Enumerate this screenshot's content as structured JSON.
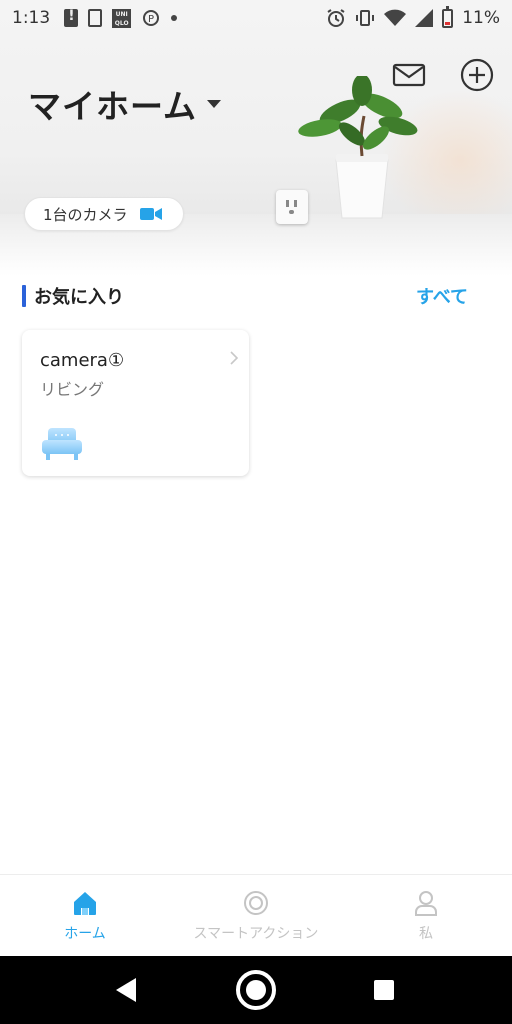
{
  "status_bar": {
    "time": "1:13",
    "battery": "11%"
  },
  "header": {
    "home_title": "マイホーム",
    "camera_chip_label": "1台のカメラ"
  },
  "favorites": {
    "title": "お気に入り",
    "see_all": "すべて",
    "devices": [
      {
        "name": "camera①",
        "room": "リビング"
      }
    ]
  },
  "tabs": [
    {
      "label": "ホーム",
      "active": true
    },
    {
      "label": "スマートアクション",
      "active": false
    },
    {
      "label": "私",
      "active": false
    }
  ],
  "colors": {
    "accent_blue": "#26a3e8",
    "section_bar": "#2b62d9",
    "inactive_tab": "#c4c4c4"
  },
  "icons": [
    "mail-icon",
    "plus-circle-icon",
    "caret-down-icon",
    "video-camera-icon",
    "chevron-right-icon",
    "sofa-icon",
    "home-icon",
    "target-icon",
    "person-icon"
  ]
}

WRITTEN EXERCISE: Write out the material above again, word for word, minus its pictures.

EXERCISE OUTPUT:
Enumerate this screenshot's content as structured JSON.
{
  "status_bar": {
    "time": "1:13",
    "battery": "11%"
  },
  "header": {
    "home_title": "マイホーム",
    "camera_chip_label": "1台のカメラ"
  },
  "favorites": {
    "title": "お気に入り",
    "see_all": "すべて",
    "devices": [
      {
        "name": "camera①",
        "room": "リビング"
      }
    ]
  },
  "tabs": [
    {
      "label": "ホーム",
      "active": true
    },
    {
      "label": "スマートアクション",
      "active": false
    },
    {
      "label": "私",
      "active": false
    }
  ],
  "colors": {
    "accent_blue": "#26a3e8",
    "section_bar": "#2b62d9",
    "inactive_tab": "#c4c4c4"
  },
  "icons": [
    "mail-icon",
    "plus-circle-icon",
    "caret-down-icon",
    "video-camera-icon",
    "chevron-right-icon",
    "sofa-icon",
    "home-icon",
    "target-icon",
    "person-icon"
  ]
}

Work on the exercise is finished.